== Set problem ==
Restate the full set of records exactly, without adding or dropping a word.

-- begin --

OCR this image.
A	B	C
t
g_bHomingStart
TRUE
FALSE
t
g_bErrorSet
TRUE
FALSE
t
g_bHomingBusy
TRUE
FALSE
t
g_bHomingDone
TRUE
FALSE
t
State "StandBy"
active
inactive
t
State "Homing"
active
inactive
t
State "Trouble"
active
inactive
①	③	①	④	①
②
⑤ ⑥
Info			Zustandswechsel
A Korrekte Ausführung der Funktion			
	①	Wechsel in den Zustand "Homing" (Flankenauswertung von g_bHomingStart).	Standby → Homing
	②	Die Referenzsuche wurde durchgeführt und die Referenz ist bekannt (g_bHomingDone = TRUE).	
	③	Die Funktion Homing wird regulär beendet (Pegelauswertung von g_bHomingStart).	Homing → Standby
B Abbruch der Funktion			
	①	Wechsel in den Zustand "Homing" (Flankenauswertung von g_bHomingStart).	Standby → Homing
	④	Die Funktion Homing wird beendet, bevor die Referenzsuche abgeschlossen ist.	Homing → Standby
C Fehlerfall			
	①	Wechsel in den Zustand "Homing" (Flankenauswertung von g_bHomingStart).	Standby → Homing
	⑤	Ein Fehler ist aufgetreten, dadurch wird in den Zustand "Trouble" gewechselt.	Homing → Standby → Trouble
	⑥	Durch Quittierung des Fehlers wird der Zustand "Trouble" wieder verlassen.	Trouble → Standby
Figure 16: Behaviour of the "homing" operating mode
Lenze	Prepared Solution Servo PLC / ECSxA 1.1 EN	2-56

-- end --

== Result of the task ==
OCR this image.
A	B	C
t
g_bHomingStart
TRUE
FALSE
t
g_bErrorSet
TRUE
FALSE
t
g_bHomingBusy
TRUE
FALSE
t
g_bHomingDone
TRUE
FALSE
t
State "StandBy"
active
inactive
t
State "Homing"
active
inactive
t
State "Trouble"
active
inactive
①	③	①	④	①
②
⑤ ⑥
Info			Zustandswechsel
A Korrekte Ausführung der Funktion			
	①	Wechsel in den Zustand "Homing" (Flankenauswertung von g_bHomingStart).	Standby → Homing
	②	Die Referenzsuche wurde durchgeführt und die Referenz ist bekannt (g_bHomingDone = TRUE).	
	③	Die Funktion Homing wird regulär beendet (Pegelauswertung von g_bHomingStart).	Homing → Standby
B Abbruch der Funktion			
	①	Wechsel in den Zustand "Homing" (Flankenauswertung von g_bHomingStart).	Standby → Homing
	④	Die Funktion Homing wird beendet, bevor die Referenzsuche abgeschlossen ist.	Homing → Standby
C Fehlerfall			
	①	Wechsel in den Zustand "Homing" (Flankenauswertung von g_bHomingStart).	Standby → Homing
	⑤	Ein Fehler ist aufgetreten, dadurch wird in den Zustand "Trouble" gewechselt.	Homing → Standby → Trouble
	⑥	Durch Quittierung des Fehlers wird der Zustand "Trouble" wieder verlassen.	Trouble → Standby
Figure 16: Behaviour of the "homing" operating mode
Lenze	Prepared Solution Servo PLC / ECSxA 1.1 EN	2-56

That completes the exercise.